## Task details
Repeat each record below exactly, dropping the pictures.

## Given entries
>> BEGIN

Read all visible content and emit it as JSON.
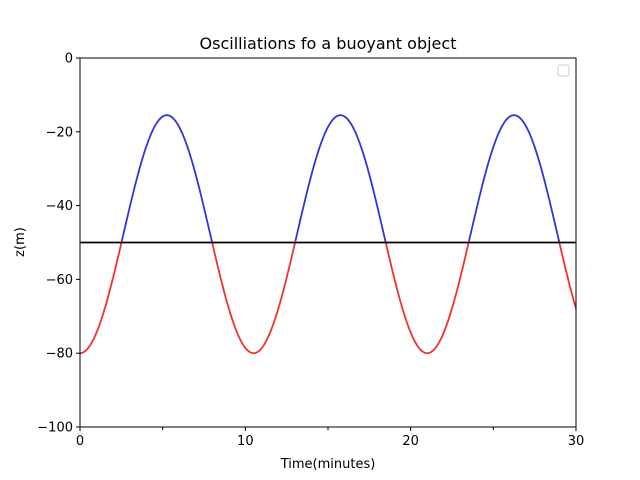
{
  "chart_data": {
    "type": "line",
    "title": "Oscilliations fo a buoyant object",
    "xlabel": "Time(minutes)",
    "ylabel": "z(m)",
    "xlim": [
      0,
      30
    ],
    "ylim": [
      -100,
      0
    ],
    "x_ticks": [
      0,
      10,
      20,
      30
    ],
    "x_minor_ticks": [
      5,
      15,
      25
    ],
    "y_ticks": [
      0,
      -20,
      -40,
      -60,
      -80,
      -100
    ],
    "grid": false,
    "legend": {
      "placement": "top-right",
      "entries": []
    },
    "equilibrium_line": {
      "y": -50,
      "color": "#000000"
    },
    "oscillation": {
      "equilibrium": -47.75,
      "amplitude": 32.25,
      "period_minutes": 10.5,
      "start": -80,
      "x_start": 0,
      "x_end": 30,
      "color_above": "#3333dd",
      "color_below": "#ee3333"
    },
    "series": [
      {
        "color": "#3333dd",
        "segments": [
          {
            "x": [
              2.55,
              5.25,
              7.95
            ],
            "y": [
              -50,
              -15.5,
              -50
            ]
          },
          {
            "x": [
              13.05,
              15.75,
              18.45
            ],
            "y": [
              -50,
              -15.5,
              -50
            ]
          },
          {
            "x": [
              23.55,
              26.25,
              28.95
            ],
            "y": [
              -50,
              -15.5,
              -50
            ]
          }
        ]
      },
      {
        "color": "#ee3333",
        "segments": [
          {
            "x": [
              0,
              2.55
            ],
            "y": [
              -80,
              -50
            ]
          },
          {
            "x": [
              7.95,
              10.5,
              13.05
            ],
            "y": [
              -50,
              -80,
              -50
            ]
          },
          {
            "x": [
              18.45,
              21.0,
              23.55
            ],
            "y": [
              -50,
              -80,
              -50
            ]
          },
          {
            "x": [
              28.95,
              30
            ],
            "y": [
              -50,
              -68.5
            ]
          }
        ]
      }
    ]
  }
}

>> END

## Solved problem
Read all visible content and emit it as JSON.
{
  "chart_data": {
    "type": "line",
    "title": "Oscilliations fo a buoyant object",
    "xlabel": "Time(minutes)",
    "ylabel": "z(m)",
    "xlim": [
      0,
      30
    ],
    "ylim": [
      -100,
      0
    ],
    "x_ticks": [
      0,
      10,
      20,
      30
    ],
    "x_minor_ticks": [
      5,
      15,
      25
    ],
    "y_ticks": [
      0,
      -20,
      -40,
      -60,
      -80,
      -100
    ],
    "grid": false,
    "legend": {
      "placement": "top-right",
      "entries": []
    },
    "equilibrium_line": {
      "y": -50,
      "color": "#000000"
    },
    "oscillation": {
      "equilibrium": -47.75,
      "amplitude": 32.25,
      "period_minutes": 10.5,
      "start": -80,
      "x_start": 0,
      "x_end": 30,
      "color_above": "#3333dd",
      "color_below": "#ee3333"
    },
    "series": [
      {
        "color": "#3333dd",
        "segments": [
          {
            "x": [
              2.55,
              5.25,
              7.95
            ],
            "y": [
              -50,
              -15.5,
              -50
            ]
          },
          {
            "x": [
              13.05,
              15.75,
              18.45
            ],
            "y": [
              -50,
              -15.5,
              -50
            ]
          },
          {
            "x": [
              23.55,
              26.25,
              28.95
            ],
            "y": [
              -50,
              -15.5,
              -50
            ]
          }
        ]
      },
      {
        "color": "#ee3333",
        "segments": [
          {
            "x": [
              0,
              2.55
            ],
            "y": [
              -80,
              -50
            ]
          },
          {
            "x": [
              7.95,
              10.5,
              13.05
            ],
            "y": [
              -50,
              -80,
              -50
            ]
          },
          {
            "x": [
              18.45,
              21.0,
              23.55
            ],
            "y": [
              -50,
              -80,
              -50
            ]
          },
          {
            "x": [
              28.95,
              30
            ],
            "y": [
              -50,
              -68.5
            ]
          }
        ]
      }
    ]
  }
}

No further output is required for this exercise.